## START Data supplied

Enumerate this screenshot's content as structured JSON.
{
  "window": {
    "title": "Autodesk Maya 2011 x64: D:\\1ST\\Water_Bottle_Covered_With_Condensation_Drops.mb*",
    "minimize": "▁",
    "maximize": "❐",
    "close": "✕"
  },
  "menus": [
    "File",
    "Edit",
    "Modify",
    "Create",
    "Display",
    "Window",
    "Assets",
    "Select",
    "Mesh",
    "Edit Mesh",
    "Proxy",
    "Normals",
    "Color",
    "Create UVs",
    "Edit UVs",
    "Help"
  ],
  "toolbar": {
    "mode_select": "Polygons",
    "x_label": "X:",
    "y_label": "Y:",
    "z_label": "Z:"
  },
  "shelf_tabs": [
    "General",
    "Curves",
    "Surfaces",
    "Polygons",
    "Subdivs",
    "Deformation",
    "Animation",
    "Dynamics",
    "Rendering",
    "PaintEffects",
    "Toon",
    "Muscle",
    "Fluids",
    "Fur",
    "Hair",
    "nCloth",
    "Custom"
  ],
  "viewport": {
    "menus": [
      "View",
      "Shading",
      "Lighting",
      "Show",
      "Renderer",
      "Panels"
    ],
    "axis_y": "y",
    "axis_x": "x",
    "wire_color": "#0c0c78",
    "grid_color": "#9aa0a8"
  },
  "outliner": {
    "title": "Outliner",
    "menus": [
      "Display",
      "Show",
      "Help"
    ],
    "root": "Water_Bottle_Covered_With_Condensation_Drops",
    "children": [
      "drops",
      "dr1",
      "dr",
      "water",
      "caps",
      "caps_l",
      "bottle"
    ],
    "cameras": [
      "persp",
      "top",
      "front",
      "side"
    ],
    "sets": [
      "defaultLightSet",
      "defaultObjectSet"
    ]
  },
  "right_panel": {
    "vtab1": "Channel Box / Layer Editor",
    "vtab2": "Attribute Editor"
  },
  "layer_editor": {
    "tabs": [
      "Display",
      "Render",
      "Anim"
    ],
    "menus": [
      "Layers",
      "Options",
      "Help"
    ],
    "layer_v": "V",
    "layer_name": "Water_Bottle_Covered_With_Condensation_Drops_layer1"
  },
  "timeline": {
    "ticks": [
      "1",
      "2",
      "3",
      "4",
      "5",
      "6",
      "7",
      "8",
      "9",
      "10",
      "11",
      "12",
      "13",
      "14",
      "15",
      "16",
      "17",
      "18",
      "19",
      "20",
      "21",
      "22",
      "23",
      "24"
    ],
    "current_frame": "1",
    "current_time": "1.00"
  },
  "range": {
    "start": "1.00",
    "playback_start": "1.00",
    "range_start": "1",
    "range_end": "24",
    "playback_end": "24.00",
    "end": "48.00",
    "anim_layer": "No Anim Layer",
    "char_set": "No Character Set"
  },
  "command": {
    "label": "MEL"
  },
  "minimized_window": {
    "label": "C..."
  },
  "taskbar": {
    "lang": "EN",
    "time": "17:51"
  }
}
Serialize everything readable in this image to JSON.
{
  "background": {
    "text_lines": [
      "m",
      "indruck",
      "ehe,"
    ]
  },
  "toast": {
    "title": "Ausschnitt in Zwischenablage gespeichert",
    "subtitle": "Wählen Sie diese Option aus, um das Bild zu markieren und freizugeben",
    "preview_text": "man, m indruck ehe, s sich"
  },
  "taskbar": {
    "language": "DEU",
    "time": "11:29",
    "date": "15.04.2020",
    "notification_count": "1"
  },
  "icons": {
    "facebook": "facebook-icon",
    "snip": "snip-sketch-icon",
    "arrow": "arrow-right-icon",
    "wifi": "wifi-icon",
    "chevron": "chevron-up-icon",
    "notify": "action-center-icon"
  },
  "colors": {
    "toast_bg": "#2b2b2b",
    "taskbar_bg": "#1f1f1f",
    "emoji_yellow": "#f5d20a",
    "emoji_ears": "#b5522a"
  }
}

## END Data supplied

## Exercise task
All lines that include "JSON" are to be gathered and copied.

## Task solution
Enumerate this screenshot's content as structured JSON.
Serialize everything readable in this image to JSON.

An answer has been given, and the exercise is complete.